• Document text
■ ■ ■ ■
Estimated reading time: 3 minutes, 15 seconds

Reminders About Rankings n Quality 

Estimated reading time: 3 minutes, 15 seconds

There is no reason for me to explain why I hate University rankings. Or is there? Today, I attended a talk by Professor Kevin Kinser from Penn State on campus at AUC.

He talked about several really important things and gave subtle critiques of rankings. So I just wanna summarize and reflect here.

  1. I learned the term non-endemic education, when an institution offers education outside of its native environment. Like branch canpuses. Like Western universities in Arab countries. Ish. Like AUC. Though I would say AUC is a cultural hybrid and evolves in response to local and global needs (because who said Egyptians only look locally for future growth?). I did like his critical angle on dangers of non-endemic education and potential colonialism (which I mention with detailed examples in my dissertation; i just didn’t know the term non-endemic, just used postcolonial lens). He also mentioned logistical and cultural issues related to nationality and culture of teachers in these institutions. It’s hard being an American at AUC. It’s hard being an Egyptian at AUC. It’s relatively easier being an AUCian at AUC tbh
  2. He talked about quality as an internal vs external thing. Does a University decide its own internal purpose and judge itself on achieving it, or do external bodies have a say? External bodies may be stakeholders like parents and students, but also accreditors and governments. Of course, both, all. My questions; Internally, who gets to decide? Admin, faculty, students? In what ways? Who gets heard? If all the ppl in upper admin faculty positions are of a certain background (e.g. male, scientist, Egyptian or American or whatever) do they represent the institution?
  3. He asked important questions such as how much power should external QA have and who determines standards.
■ ■ ■ ■
(Region annotation records)

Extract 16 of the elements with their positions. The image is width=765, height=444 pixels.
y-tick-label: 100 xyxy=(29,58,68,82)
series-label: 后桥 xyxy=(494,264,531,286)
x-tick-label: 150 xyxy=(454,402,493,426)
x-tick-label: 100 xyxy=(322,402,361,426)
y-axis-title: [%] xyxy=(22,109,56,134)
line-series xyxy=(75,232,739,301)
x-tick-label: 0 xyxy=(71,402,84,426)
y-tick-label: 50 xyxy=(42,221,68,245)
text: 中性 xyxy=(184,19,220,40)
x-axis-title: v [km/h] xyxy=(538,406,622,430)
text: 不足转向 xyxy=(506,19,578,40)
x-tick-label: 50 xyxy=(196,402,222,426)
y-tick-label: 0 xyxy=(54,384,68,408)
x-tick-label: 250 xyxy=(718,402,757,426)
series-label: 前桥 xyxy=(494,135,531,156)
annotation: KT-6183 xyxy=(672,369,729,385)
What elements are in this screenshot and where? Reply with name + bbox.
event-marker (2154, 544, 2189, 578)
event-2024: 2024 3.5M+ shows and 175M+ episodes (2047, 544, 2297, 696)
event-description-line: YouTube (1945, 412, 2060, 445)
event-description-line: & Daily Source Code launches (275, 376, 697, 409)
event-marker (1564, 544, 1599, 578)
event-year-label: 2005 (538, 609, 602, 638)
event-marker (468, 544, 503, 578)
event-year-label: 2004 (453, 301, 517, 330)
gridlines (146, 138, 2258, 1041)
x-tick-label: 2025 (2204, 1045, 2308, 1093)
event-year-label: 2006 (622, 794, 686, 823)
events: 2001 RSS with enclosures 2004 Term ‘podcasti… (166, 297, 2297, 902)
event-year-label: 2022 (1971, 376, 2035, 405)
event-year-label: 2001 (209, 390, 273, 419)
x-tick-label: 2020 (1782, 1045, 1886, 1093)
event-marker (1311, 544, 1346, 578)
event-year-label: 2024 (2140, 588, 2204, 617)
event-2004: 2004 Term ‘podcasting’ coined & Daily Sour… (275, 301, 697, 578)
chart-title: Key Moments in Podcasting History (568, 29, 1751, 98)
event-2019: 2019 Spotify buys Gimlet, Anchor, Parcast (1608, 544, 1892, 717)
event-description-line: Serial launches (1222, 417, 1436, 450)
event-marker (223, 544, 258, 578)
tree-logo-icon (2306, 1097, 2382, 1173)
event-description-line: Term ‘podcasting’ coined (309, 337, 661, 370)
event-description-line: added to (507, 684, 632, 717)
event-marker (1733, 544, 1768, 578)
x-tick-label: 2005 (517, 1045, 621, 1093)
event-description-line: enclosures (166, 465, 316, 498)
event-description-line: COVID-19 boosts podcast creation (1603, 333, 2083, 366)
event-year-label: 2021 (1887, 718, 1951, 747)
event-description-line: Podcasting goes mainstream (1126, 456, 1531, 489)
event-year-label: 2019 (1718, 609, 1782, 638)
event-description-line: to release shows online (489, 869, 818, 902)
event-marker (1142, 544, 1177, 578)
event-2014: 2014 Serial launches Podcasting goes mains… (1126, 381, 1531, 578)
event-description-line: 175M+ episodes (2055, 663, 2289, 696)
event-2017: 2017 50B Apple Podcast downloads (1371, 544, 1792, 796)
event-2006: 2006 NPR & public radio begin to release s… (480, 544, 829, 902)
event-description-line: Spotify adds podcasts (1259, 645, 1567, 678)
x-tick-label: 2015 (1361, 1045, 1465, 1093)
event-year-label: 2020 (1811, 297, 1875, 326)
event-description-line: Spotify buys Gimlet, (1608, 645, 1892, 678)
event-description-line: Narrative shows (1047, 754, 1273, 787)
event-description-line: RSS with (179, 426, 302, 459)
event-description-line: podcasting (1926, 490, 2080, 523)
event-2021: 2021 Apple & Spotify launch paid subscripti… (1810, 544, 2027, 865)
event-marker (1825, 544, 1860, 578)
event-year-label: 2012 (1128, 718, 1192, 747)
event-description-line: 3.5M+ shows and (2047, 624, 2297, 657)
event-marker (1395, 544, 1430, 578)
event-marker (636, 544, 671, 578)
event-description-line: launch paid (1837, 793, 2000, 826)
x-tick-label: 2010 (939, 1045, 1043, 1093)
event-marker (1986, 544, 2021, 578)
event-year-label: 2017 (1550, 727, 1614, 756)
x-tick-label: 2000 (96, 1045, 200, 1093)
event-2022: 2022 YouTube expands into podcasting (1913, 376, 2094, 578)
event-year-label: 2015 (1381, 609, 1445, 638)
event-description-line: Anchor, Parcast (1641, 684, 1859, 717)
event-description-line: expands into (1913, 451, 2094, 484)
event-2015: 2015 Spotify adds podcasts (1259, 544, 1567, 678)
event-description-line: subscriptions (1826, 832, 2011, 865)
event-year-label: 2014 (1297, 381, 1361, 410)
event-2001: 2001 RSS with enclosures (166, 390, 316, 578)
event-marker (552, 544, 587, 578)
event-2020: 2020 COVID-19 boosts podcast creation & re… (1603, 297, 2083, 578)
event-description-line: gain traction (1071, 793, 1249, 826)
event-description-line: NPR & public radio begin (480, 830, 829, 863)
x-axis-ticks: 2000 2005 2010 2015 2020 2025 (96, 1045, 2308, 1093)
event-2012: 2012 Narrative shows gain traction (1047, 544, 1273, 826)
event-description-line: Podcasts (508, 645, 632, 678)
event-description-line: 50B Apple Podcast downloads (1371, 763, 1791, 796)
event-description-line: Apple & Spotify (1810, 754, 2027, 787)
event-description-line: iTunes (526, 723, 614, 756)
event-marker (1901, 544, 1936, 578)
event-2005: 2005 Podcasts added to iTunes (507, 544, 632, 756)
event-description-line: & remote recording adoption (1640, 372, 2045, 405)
■ ■ ■ ■
• Parts of the exercise
a - Quote the stretch of the blog post on university rankings and quality from "There is no" through "campus at AUC.".
b - Pick up the blog post on university rankings and quality after its final sentence and continue writing it.

• Task results
a -
There is no reason for me to explain why I hate University rankings. Or is there? Today, I attended a talk by Professor Kevin Kinser from Penn State on campus at AUC.

b -
  4. He reminded of tension between QA as consistency, an inherently conservative process that may stifle innovation. Whereas futuristic thinking is important 
  5. He mentioned a QA HE organization called INQAAHE which I need to check out
  6. He mentioned different University rankings and their criteria, which as we all know focus heavily on research and reputation. The one thing that is truly common amongst them is that they don’t, for the most part, focus on learning or teaching  

He raised many critical questions in very subtle and calm ways. I hope I can speak that way one day 😉

For me, two key things stood out. These aren’t news to anyone. But they were solidified today:

  1. If you focus on rankings you will allow some external body to look at proxies of your quality, and you will ultimately sacrifice quality of teaching by the ways you prioritize research 
  2. If you focus on reputation, you may end up spending more time doing what is visible globally rather than what is impactful locally. And though both matter, we need to keep asking ourselves what our deeper purpose is

I know this isn’t straightforward. Parents and students and faculty look at rankings. Low ranking may discourage good faculty from joining an institution. Same for students. But then, you don’t wanna get the students only to give them poor quality education while their faculty are busy scrambling to do research. 

I am very strongly pro a system of research-focused faculty who teach graduate/senior courses beside teaching-focused faculty who are required to do minimal research. I don’t understand why successful faculty need to be Jacks of all trades. And no one wins.

I know the problem of two tracks will create newer hierarchies of prestige. But our institution ALREADY has multiple parallel systems. People with (mostly) masters degrees as non-tenure track in some departments. People with industry experience as professors of Practice. Postdocs. So I don’t see why not add one more of these categories, if done transparently and by the faculty member’s choice, and ensuring equitabl compensation in all ways.

But that’s just me.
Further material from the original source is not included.